* [Stated goal] In the listing below, locate the lines bearing the word "name". Copy every one of them.

+++ Records to use +++

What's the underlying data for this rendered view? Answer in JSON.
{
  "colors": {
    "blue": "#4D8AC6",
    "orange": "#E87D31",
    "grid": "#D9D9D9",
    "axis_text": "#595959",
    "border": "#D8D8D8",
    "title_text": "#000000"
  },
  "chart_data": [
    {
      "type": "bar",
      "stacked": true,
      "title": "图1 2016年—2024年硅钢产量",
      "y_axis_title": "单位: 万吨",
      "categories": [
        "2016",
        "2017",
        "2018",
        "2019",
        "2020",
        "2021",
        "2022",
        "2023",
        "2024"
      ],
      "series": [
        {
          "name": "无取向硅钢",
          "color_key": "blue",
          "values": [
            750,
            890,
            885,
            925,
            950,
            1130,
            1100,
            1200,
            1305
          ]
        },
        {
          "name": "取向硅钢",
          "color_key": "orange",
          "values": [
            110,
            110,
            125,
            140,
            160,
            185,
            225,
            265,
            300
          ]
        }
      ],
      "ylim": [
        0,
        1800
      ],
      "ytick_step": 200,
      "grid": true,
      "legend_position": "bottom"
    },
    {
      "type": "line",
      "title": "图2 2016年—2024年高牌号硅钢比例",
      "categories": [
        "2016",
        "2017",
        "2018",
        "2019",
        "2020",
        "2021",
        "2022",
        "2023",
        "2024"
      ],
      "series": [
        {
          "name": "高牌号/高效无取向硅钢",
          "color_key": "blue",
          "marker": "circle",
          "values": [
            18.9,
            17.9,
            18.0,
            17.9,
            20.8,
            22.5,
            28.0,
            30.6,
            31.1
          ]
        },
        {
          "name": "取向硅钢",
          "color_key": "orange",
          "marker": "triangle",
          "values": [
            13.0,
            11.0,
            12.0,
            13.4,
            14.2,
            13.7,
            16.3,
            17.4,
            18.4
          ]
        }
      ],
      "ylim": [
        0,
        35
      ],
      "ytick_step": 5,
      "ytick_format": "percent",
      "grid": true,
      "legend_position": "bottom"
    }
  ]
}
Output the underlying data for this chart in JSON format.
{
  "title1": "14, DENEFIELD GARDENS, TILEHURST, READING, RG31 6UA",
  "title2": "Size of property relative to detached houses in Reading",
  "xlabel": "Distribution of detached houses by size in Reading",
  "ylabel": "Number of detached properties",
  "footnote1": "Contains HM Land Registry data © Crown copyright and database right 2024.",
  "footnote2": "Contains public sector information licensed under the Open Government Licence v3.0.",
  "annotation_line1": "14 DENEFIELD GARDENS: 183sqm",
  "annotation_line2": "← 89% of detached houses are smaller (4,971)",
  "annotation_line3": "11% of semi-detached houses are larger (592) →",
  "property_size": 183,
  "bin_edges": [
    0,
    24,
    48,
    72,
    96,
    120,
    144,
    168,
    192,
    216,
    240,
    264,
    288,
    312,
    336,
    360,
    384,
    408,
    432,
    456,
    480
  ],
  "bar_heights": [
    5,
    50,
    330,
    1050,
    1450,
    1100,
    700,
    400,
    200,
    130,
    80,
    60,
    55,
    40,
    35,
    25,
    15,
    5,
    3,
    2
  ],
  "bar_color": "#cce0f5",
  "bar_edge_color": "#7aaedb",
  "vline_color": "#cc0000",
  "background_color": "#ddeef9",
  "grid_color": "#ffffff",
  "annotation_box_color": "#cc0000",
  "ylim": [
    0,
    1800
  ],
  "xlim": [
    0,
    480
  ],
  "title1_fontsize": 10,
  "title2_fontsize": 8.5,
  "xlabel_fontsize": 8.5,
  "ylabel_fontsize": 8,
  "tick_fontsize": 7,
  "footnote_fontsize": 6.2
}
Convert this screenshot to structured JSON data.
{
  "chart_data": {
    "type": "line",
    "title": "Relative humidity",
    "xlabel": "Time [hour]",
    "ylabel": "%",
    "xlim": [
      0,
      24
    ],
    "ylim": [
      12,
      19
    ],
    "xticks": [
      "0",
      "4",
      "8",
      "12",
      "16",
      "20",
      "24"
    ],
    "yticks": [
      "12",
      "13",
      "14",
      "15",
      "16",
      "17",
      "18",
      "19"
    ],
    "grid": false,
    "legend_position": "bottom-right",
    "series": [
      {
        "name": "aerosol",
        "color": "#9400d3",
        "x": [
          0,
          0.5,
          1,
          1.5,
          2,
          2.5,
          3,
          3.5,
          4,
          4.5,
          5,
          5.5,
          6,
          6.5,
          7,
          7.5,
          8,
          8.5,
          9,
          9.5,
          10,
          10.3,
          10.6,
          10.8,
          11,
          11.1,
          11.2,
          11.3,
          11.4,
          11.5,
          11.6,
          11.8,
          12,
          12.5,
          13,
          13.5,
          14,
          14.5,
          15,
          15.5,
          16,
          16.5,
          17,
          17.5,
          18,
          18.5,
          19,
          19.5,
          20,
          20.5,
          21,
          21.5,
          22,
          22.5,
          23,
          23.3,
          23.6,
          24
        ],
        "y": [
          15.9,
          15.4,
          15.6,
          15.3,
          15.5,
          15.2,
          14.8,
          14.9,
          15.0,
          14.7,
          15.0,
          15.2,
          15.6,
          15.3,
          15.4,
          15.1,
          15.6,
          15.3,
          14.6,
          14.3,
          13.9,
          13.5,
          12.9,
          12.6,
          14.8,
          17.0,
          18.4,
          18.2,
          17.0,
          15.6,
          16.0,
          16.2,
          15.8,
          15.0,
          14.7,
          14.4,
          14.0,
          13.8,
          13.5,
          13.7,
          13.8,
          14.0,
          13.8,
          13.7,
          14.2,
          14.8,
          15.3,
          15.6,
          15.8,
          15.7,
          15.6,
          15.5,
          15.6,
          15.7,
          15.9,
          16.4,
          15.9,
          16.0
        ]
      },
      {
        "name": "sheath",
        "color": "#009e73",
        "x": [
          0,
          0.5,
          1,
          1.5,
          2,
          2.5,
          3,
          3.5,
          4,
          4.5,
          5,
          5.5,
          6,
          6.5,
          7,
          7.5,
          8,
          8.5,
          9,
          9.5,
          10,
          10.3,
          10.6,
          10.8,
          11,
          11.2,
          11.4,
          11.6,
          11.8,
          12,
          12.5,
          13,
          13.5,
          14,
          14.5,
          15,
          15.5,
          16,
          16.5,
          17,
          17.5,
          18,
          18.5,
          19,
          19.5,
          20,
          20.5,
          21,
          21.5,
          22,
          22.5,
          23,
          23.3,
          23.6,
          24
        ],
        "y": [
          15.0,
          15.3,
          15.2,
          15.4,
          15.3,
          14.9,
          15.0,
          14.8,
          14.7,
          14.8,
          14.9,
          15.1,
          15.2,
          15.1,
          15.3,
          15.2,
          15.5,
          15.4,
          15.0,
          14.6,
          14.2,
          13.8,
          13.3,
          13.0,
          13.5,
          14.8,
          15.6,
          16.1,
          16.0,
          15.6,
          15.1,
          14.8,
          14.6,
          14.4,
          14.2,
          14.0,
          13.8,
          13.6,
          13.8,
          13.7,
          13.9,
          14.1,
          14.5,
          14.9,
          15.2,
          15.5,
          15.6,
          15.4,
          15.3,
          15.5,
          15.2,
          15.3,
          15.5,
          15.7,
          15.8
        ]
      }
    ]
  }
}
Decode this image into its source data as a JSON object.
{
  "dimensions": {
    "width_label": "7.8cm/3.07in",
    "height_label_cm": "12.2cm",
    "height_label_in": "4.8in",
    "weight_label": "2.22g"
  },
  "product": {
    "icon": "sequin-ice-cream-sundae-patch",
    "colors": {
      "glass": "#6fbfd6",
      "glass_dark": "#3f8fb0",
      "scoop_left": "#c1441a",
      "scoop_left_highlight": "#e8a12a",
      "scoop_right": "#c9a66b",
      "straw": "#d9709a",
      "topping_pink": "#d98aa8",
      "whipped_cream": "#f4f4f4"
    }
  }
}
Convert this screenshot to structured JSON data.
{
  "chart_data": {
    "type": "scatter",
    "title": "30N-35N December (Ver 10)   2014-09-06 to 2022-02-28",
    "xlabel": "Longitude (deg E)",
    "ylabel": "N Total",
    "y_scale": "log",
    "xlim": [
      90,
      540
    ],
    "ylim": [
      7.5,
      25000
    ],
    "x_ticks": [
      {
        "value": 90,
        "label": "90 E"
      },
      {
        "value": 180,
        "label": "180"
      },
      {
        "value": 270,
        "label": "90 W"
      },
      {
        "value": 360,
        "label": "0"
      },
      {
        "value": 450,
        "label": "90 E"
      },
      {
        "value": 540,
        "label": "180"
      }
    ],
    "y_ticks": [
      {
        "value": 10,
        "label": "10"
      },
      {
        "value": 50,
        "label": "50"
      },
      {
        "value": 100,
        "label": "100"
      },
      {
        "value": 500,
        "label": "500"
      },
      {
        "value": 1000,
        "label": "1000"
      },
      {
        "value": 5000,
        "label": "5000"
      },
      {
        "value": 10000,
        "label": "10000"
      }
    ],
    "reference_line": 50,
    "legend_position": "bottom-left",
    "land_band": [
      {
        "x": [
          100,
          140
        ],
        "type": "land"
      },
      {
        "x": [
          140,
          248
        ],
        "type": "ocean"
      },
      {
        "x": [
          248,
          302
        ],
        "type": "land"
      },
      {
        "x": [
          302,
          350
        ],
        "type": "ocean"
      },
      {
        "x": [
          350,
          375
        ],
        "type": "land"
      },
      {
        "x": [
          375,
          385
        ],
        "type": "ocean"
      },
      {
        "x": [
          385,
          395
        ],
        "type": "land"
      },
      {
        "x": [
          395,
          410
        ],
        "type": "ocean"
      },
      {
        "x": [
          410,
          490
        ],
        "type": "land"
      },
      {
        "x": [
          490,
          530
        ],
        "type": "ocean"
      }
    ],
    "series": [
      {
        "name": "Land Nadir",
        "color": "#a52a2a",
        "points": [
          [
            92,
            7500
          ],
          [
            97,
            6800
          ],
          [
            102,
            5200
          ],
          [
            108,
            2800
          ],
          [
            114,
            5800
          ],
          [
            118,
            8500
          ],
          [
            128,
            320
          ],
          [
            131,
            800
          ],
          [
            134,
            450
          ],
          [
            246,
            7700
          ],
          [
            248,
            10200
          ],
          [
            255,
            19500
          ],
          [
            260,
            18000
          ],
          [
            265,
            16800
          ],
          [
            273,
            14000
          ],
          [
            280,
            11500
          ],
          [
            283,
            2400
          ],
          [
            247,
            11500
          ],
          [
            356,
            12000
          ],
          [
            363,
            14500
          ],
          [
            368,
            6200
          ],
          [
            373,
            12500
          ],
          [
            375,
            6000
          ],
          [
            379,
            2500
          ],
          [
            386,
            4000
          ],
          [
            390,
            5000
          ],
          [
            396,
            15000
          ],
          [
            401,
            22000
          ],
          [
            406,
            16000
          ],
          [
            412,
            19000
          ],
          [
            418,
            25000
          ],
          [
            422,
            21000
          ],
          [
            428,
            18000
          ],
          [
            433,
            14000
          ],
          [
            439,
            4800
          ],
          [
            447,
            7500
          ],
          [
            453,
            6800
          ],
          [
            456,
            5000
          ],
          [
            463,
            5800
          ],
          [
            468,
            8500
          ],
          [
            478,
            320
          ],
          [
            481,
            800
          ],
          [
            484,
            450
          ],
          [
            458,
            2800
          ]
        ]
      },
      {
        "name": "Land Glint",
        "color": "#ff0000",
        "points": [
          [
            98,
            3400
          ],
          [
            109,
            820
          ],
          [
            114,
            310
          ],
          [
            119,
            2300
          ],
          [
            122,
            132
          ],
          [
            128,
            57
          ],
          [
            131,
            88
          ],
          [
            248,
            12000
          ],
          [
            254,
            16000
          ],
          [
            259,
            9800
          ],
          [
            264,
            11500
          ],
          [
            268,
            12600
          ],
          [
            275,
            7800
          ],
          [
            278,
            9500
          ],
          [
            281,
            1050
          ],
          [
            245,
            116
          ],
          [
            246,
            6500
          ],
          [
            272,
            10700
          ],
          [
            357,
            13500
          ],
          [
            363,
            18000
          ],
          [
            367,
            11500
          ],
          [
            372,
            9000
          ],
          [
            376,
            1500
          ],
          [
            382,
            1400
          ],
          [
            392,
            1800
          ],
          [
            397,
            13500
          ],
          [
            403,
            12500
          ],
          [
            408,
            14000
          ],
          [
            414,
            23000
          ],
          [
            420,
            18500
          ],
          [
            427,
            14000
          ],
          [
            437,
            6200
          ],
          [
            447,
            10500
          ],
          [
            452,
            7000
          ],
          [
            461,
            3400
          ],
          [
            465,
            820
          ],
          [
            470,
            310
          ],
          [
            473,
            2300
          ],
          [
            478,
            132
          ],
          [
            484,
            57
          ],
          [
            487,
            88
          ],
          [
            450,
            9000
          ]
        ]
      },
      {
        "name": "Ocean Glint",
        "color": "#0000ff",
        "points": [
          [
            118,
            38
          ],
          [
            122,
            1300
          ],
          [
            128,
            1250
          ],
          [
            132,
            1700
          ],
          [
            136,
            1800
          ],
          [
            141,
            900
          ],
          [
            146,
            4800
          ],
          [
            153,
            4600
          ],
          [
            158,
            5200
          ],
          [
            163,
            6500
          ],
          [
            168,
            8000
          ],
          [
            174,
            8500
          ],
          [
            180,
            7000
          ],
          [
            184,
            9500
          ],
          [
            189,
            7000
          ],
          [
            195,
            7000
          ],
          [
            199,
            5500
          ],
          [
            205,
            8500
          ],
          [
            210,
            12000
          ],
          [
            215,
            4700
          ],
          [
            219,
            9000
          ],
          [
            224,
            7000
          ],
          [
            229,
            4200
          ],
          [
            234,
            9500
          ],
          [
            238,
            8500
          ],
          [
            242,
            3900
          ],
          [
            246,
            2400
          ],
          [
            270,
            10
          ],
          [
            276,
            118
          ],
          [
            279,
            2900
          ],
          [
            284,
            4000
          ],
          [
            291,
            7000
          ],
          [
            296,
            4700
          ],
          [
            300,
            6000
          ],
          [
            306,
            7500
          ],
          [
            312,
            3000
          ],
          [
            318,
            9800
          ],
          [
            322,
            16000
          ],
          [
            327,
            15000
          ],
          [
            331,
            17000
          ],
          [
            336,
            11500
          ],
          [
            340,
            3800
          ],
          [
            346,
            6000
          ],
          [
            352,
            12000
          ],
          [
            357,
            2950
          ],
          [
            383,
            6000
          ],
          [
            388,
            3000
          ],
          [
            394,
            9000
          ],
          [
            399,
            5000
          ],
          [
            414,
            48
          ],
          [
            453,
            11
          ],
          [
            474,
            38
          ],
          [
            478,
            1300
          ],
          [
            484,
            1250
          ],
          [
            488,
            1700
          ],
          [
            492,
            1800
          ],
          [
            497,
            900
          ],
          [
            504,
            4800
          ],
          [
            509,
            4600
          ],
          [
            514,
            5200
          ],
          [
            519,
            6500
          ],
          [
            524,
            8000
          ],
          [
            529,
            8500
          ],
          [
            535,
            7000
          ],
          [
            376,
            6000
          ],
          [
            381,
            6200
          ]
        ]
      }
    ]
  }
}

+++

* [Finished exercise]
          "name": "无取向硅钢",
          "name": "取向硅钢",
          "name": "高牌号/高效无取向硅钢",
          "name": "取向硅钢",
        "name": "aerosol",
        "name": "sheath",
        "name": "Land Nadir",
        "name": "Land Glint",
        "name": "Ocean Glint",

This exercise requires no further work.